◆ Record set ◆
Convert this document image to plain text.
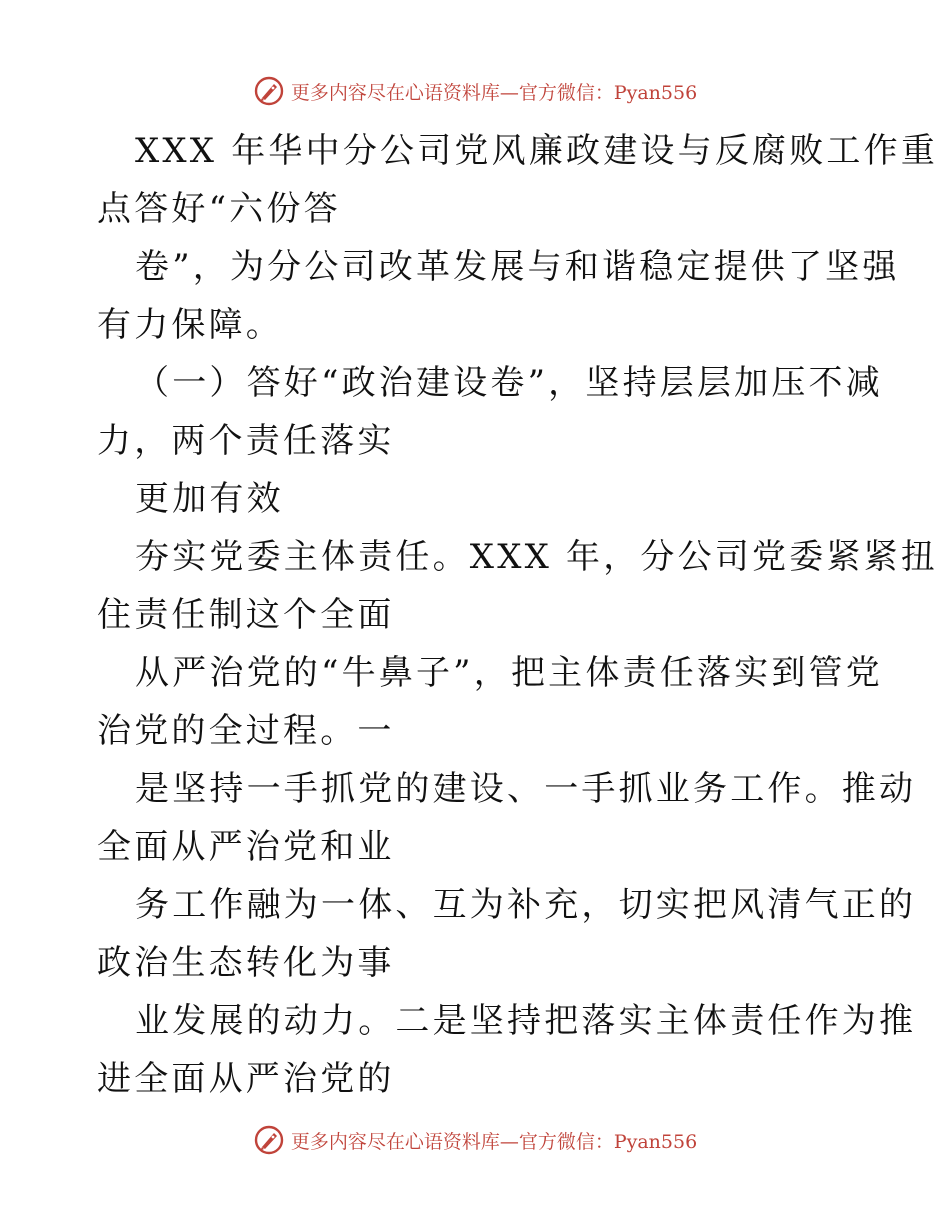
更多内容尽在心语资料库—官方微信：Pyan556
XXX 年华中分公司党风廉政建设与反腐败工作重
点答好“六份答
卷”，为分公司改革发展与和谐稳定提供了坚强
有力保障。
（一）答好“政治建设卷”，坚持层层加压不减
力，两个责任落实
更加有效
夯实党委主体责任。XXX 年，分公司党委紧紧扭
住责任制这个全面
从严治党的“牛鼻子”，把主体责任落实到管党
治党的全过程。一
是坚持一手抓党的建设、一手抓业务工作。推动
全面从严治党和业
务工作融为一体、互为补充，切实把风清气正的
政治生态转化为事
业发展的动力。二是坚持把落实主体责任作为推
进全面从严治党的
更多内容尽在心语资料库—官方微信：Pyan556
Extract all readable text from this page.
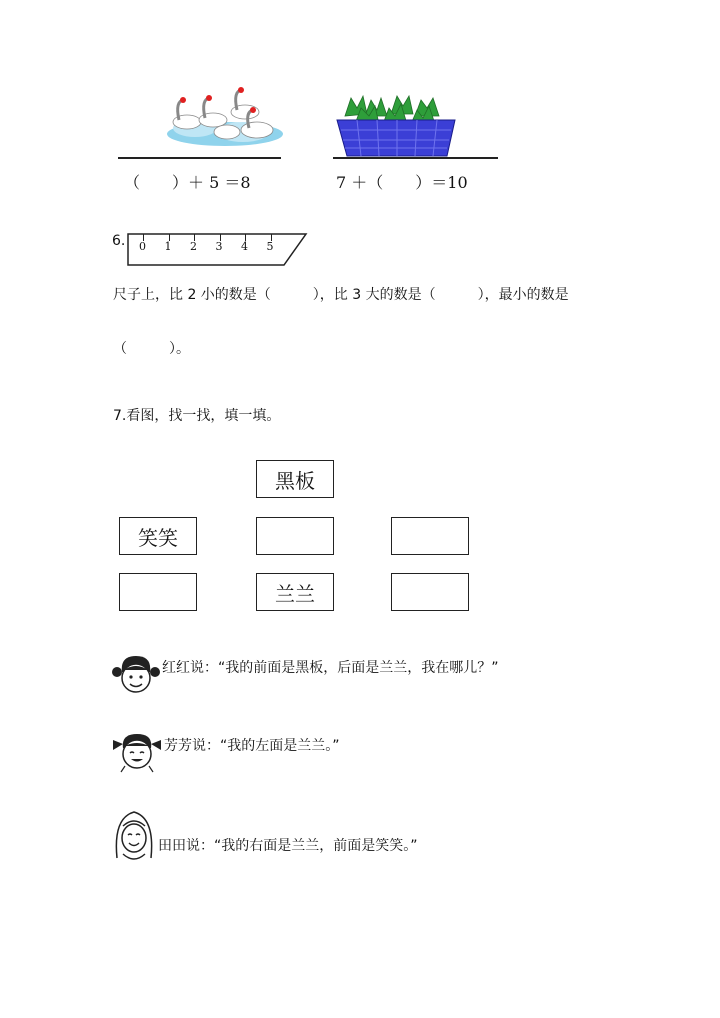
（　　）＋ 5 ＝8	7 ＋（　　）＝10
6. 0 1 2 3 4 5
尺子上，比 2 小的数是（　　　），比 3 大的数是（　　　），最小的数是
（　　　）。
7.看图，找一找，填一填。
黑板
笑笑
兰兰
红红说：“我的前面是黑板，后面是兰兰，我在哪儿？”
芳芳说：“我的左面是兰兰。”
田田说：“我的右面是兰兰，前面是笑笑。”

...

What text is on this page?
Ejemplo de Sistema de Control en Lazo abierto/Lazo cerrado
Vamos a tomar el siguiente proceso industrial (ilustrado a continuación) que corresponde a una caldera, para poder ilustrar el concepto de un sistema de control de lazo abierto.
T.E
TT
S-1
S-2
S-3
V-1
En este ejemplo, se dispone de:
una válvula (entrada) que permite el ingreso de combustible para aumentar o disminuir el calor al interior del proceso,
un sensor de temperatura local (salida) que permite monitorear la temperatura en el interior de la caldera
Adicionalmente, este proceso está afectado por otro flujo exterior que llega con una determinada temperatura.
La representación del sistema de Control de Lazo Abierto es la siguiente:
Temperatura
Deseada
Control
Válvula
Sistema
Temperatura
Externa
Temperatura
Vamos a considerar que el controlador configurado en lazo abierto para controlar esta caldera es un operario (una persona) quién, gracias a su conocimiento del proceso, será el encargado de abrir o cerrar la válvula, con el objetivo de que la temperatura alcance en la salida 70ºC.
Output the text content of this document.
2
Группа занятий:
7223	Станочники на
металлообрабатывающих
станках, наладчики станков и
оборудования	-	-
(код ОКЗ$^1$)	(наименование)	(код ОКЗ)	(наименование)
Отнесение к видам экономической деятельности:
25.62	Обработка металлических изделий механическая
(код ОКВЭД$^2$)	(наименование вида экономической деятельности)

--

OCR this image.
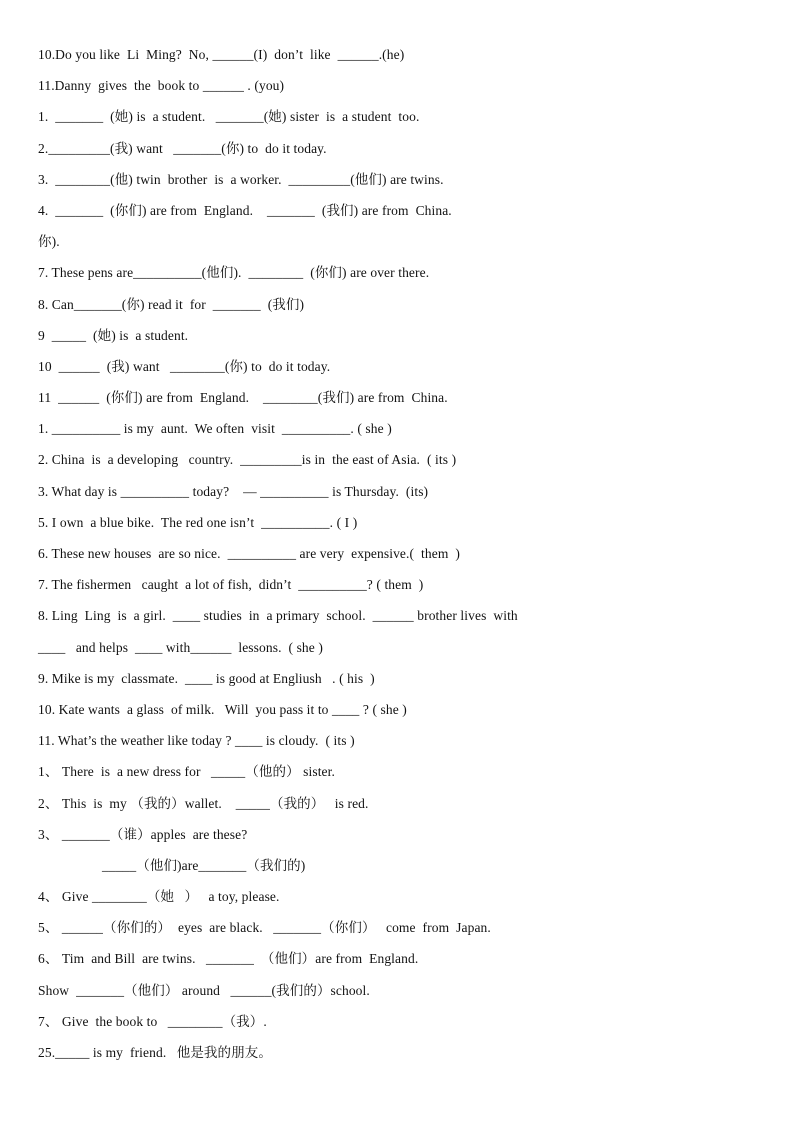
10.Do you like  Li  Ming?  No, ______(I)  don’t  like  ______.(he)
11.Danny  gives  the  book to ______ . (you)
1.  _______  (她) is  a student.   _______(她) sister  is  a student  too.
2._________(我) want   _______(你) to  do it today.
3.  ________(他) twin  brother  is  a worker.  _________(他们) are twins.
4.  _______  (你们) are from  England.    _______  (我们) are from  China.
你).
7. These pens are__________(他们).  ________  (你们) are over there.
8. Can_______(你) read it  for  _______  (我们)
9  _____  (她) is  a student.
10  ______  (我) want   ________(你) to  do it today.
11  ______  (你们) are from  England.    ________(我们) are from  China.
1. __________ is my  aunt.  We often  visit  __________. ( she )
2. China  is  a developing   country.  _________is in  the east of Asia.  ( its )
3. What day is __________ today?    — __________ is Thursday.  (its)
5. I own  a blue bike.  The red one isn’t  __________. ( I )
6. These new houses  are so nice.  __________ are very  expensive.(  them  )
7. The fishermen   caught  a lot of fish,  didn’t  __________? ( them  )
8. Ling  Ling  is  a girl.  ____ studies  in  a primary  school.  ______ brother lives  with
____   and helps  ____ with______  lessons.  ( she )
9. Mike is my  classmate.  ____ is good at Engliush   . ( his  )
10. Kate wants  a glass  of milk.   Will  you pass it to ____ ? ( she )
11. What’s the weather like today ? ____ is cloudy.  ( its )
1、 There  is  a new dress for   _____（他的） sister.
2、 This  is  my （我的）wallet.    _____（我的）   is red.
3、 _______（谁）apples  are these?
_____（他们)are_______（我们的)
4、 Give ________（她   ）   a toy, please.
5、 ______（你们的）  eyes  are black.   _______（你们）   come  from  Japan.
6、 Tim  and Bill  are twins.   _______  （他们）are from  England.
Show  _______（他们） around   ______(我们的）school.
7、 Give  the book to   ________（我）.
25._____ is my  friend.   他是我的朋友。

◆ Prompt ◆
Find how many lines hold the string "student", and state that number alone.

◆ Solved exercise ◆
2